## Instructions for the task
The complete listing goes into the output exactly, without its pictures.

┌──

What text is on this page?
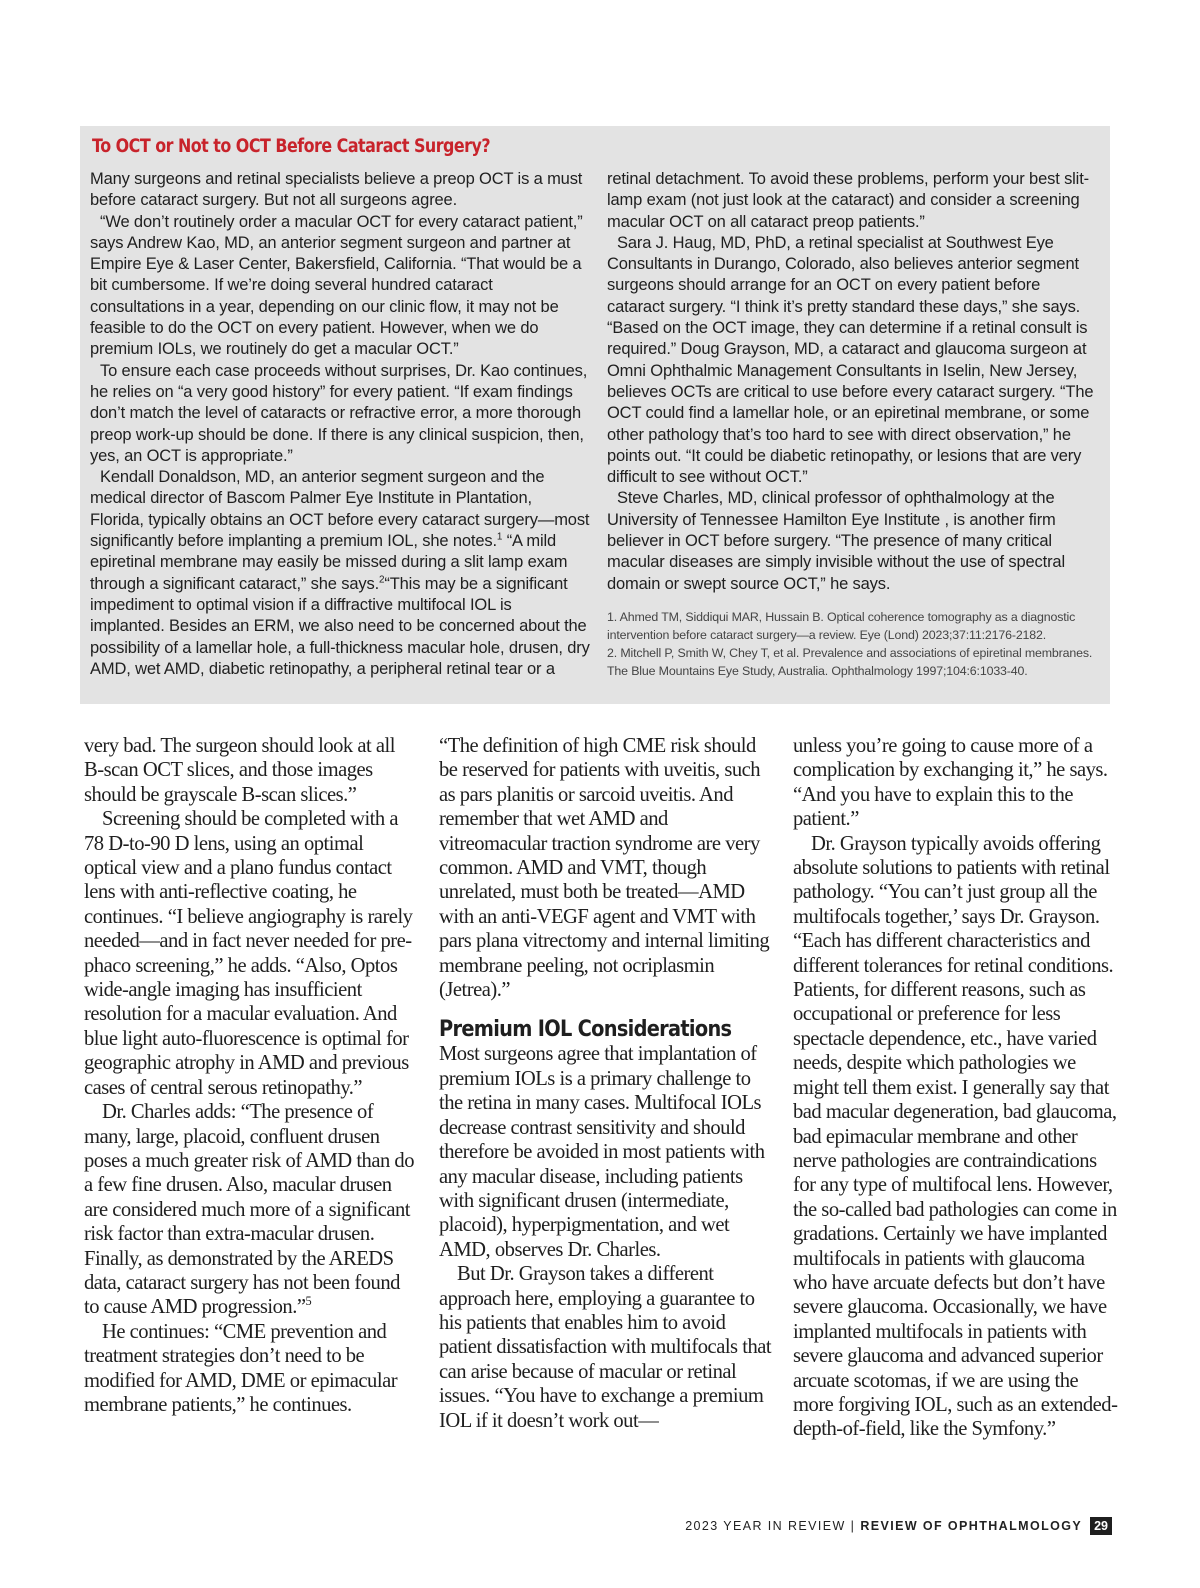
To OCT or Not to OCT Before Cataract Surgery?

Many surgeons and retinal specialists believe a preop OCT is a must before cataract surgery. But not all surgeons agree.

“We don’t routinely order a macular OCT for every cataract patient,” says Andrew Kao, MD, an anterior segment surgeon and partner at Empire Eye & Laser Center, Bakersfield, California. “That would be a bit cumbersome. If we’re doing several hundred cataract consultations in a year, depending on our clinic flow, it may not be feasible to do the OCT on every patient. However, when we do premium IOLs, we routinely do get a macular OCT.”

To ensure each case proceeds without surprises, Dr. Kao continues, he relies on “a very good history” for every patient. “If exam findings don’t match the level of cataracts or refractive error, a more thorough preop work-up should be done. If there is any clinical suspicion, then, yes, an OCT is appropriate.”

Kendall Donaldson, MD, an anterior segment surgeon and the medical director of Bascom Palmer Eye Institute in Plantation, Florida, typically obtains an OCT before every cataract surgery—most significantly before implanting a premium IOL, she notes.$^1$ “A mild epiretinal membrane may easily be missed during a slit lamp exam through a significant cataract,” she says.$^2$“This may be a significant impediment to optimal vision if a diffractive multifocal IOL is implanted. Besides an ERM, we also need to be concerned about the possibility of a lamellar hole, a full-thickness macular hole, drusen, dry AMD, wet AMD, diabetic retinopathy, a peripheral retinal tear or a

retinal detachment. To avoid these problems, perform your best slit-lamp exam (not just look at the cataract) and consider a screening macular OCT on all cataract preop patients.”

Sara J. Haug, MD, PhD, a retinal specialist at Southwest Eye Consultants in Durango, Colorado, also believes anterior segment surgeons should arrange for an OCT on every patient before cataract surgery. “I think it’s pretty standard these days,” she says. “Based on the OCT image, they can determine if a retinal consult is required.” Doug Grayson, MD, a cataract and glaucoma surgeon at Omni Ophthalmic Management Consultants in Iselin, New Jersey, believes OCTs are critical to use before every cataract surgery. “The OCT could find a lamellar hole, or an epiretinal membrane, or some other pathology that’s too hard to see with direct observation,” he points out. “It could be diabetic retinopathy, or lesions that are very difficult to see without OCT.”

Steve Charles, MD, clinical professor of ophthalmology at the University of Tennessee Hamilton Eye Institute , is another firm believer in OCT before surgery. “The presence of many critical macular diseases are simply invisible without the use of spectral domain or swept source OCT,” he says.

1. Ahmed TM, Siddiqui MAR, Hussain B. Optical coherence tomography as a diagnostic intervention before cataract surgery—a review. Eye (Lond) 2023;37:11:2176-2182.

2. Mitchell P, Smith W, Chey T, et al. Prevalence and associations of epiretinal membranes. The Blue Mountains Eye Study, Australia. Ophthalmology 1997;104:6:1033-40.

very bad. The surgeon should look at all B-scan OCT slices, and those images should be grayscale B-scan slices.”

Screening should be completed with a 78 D-to-90 D lens, using an optimal optical view and a plano fundus contact lens with anti-reflective coating, he continues. “I believe angiography is rarely needed—and in fact never needed for pre-phaco screening,” he adds. “Also, Optos wide-angle imaging has insufficient resolution for a macular evaluation. And blue light auto-fluorescence is optimal for geographic atrophy in AMD and previous cases of central serous retinopathy.”

Dr. Charles adds: “The presence of many, large, placoid, confluent drusen poses a much greater risk of AMD than do a few fine drusen. Also, macular drusen are considered much more of a significant risk factor than extra-macular drusen. Finally, as demonstrated by the AREDS data, cataract surgery has not been found to cause AMD progression.”$^5$

He continues: “CME prevention and treatment strategies don’t need to be modified for AMD, DME or epimacular membrane patients,” he continues.

“The definition of high CME risk should be reserved for patients with uveitis, such as pars planitis or sarcoid uveitis. And remember that wet AMD and vitreomacular traction syndrome are very common. AMD and VMT, though unrelated, must both be treated—AMD with an anti-VEGF agent and VMT with pars plana vitrectomy and internal limiting membrane peeling, not ocriplasmin (Jetrea).”

Premium IOL Considerations

Most surgeons agree that implantation of premium IOLs is a primary challenge to the retina in many cases. Multifocal IOLs decrease contrast sensitivity and should therefore be avoided in most patients with any macular disease, including patients with significant drusen (intermediate, placoid), hyperpigmentation, and wet AMD, observes Dr. Charles.

But Dr. Grayson takes a different approach here, employing a guarantee to his patients that enables him to avoid patient dissatisfaction with multifocals that can arise because of macular or retinal issues. “You have to exchange a premium IOL if it doesn’t work out—

unless you’re going to cause more of a complication by exchanging it,” he says. “And you have to explain this to the patient.”

Dr. Grayson typically avoids offering absolute solutions to patients with retinal pathology. “You can’t just group all the multifocals together,’ says Dr. Grayson. “Each has different characteristics and different tolerances for retinal conditions. Patients, for different reasons, such as occupational or preference for less spectacle dependence, etc., have varied needs, despite which pathologies we might tell them exist. I generally say that bad macular degeneration, bad glaucoma, bad epimacular membrane and other nerve pathologies are contraindications for any type of multifocal lens. However, the so-called bad pathologies can come in gradations. Certainly we have implanted multifocals in patients with glaucoma who have arcuate defects but don’t have severe glaucoma. Occasionally, we have implanted multifocals in patients with severe glaucoma and advanced superior arcuate scotomas, if we are using the more forgiving IOL, such as an extended-depth-of-field, like the Symfony.”

2023 YEAR IN REVIEW | REVIEW OF OPHTHALMOLOGY 29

└──

## Finished exercise
What text is on this page?
To OCT or Not to OCT Before Cataract Surgery?

Many surgeons and retinal specialists believe a preop OCT is a must before cataract surgery. But not all surgeons agree.

“We don’t routinely order a macular OCT for every cataract patient,” says Andrew Kao, MD, an anterior segment surgeon and partner at Empire Eye & Laser Center, Bakersfield, California. “That would be a bit cumbersome. If we’re doing several hundred cataract consultations in a year, depending on our clinic flow, it may not be feasible to do the OCT on every patient. However, when we do premium IOLs, we routinely do get a macular OCT.”

To ensure each case proceeds without surprises, Dr. Kao continues, he relies on “a very good history” for every patient. “If exam findings don’t match the level of cataracts or refractive error, a more thorough preop work-up should be done. If there is any clinical suspicion, then, yes, an OCT is appropriate.”

Kendall Donaldson, MD, an anterior segment surgeon and the medical director of Bascom Palmer Eye Institute in Plantation, Florida, typically obtains an OCT before every cataract surgery—most significantly before implanting a premium IOL, she notes.$^1$ “A mild epiretinal membrane may easily be missed during a slit lamp exam through a significant cataract,” she says.$^2$“This may be a significant impediment to optimal vision if a diffractive multifocal IOL is implanted. Besides an ERM, we also need to be concerned about the possibility of a lamellar hole, a full-thickness macular hole, drusen, dry AMD, wet AMD, diabetic retinopathy, a peripheral retinal tear or a

retinal detachment. To avoid these problems, perform your best slit-lamp exam (not just look at the cataract) and consider a screening macular OCT on all cataract preop patients.”

Sara J. Haug, MD, PhD, a retinal specialist at Southwest Eye Consultants in Durango, Colorado, also believes anterior segment surgeons should arrange for an OCT on every patient before cataract surgery. “I think it’s pretty standard these days,” she says. “Based on the OCT image, they can determine if a retinal consult is required.” Doug Grayson, MD, a cataract and glaucoma surgeon at Omni Ophthalmic Management Consultants in Iselin, New Jersey, believes OCTs are critical to use before every cataract surgery. “The OCT could find a lamellar hole, or an epiretinal membrane, or some other pathology that’s too hard to see with direct observation,” he points out. “It could be diabetic retinopathy, or lesions that are very difficult to see without OCT.”

Steve Charles, MD, clinical professor of ophthalmology at the University of Tennessee Hamilton Eye Institute , is another firm believer in OCT before surgery. “The presence of many critical macular diseases are simply invisible without the use of spectral domain or swept source OCT,” he says.

1. Ahmed TM, Siddiqui MAR, Hussain B. Optical coherence tomography as a diagnostic intervention before cataract surgery—a review. Eye (Lond) 2023;37:11:2176-2182.

2. Mitchell P, Smith W, Chey T, et al. Prevalence and associations of epiretinal membranes. The Blue Mountains Eye Study, Australia. Ophthalmology 1997;104:6:1033-40.

very bad. The surgeon should look at all B-scan OCT slices, and those images should be grayscale B-scan slices.”

Screening should be completed with a 78 D-to-90 D lens, using an optimal optical view and a plano fundus contact lens with anti-reflective coating, he continues. “I believe angiography is rarely needed—and in fact never needed for pre-phaco screening,” he adds. “Also, Optos wide-angle imaging has insufficient resolution for a macular evaluation. And blue light auto-fluorescence is optimal for geographic atrophy in AMD and previous cases of central serous retinopathy.”

Dr. Charles adds: “The presence of many, large, placoid, confluent drusen poses a much greater risk of AMD than do a few fine drusen. Also, macular drusen are considered much more of a significant risk factor than extra-macular drusen. Finally, as demonstrated by the AREDS data, cataract surgery has not been found to cause AMD progression.”$^5$

He continues: “CME prevention and treatment strategies don’t need to be modified for AMD, DME or epimacular membrane patients,” he continues.

“The definition of high CME risk should be reserved for patients with uveitis, such as pars planitis or sarcoid uveitis. And remember that wet AMD and vitreomacular traction syndrome are very common. AMD and VMT, though unrelated, must both be treated—AMD with an anti-VEGF agent and VMT with pars plana vitrectomy and internal limiting membrane peeling, not ocriplasmin (Jetrea).”

Premium IOL Considerations

Most surgeons agree that implantation of premium IOLs is a primary challenge to the retina in many cases. Multifocal IOLs decrease contrast sensitivity and should therefore be avoided in most patients with any macular disease, including patients with significant drusen (intermediate, placoid), hyperpigmentation, and wet AMD, observes Dr. Charles.

But Dr. Grayson takes a different approach here, employing a guarantee to his patients that enables him to avoid patient dissatisfaction with multifocals that can arise because of macular or retinal issues. “You have to exchange a premium IOL if it doesn’t work out—

unless you’re going to cause more of a complication by exchanging it,” he says. “And you have to explain this to the patient.”

Dr. Grayson typically avoids offering absolute solutions to patients with retinal pathology. “You can’t just group all the multifocals together,’ says Dr. Grayson. “Each has different characteristics and different tolerances for retinal conditions. Patients, for different reasons, such as occupational or preference for less spectacle dependence, etc., have varied needs, despite which pathologies we might tell them exist. I generally say that bad macular degeneration, bad glaucoma, bad epimacular membrane and other nerve pathologies are contraindications for any type of multifocal lens. However, the so-called bad pathologies can come in gradations. Certainly we have implanted multifocals in patients with glaucoma who have arcuate defects but don’t have severe glaucoma. Occasionally, we have implanted multifocals in patients with severe glaucoma and advanced superior arcuate scotomas, if we are using the more forgiving IOL, such as an extended-depth-of-field, like the Symfony.”

2023 YEAR IN REVIEW | REVIEW OF OPHTHALMOLOGY 29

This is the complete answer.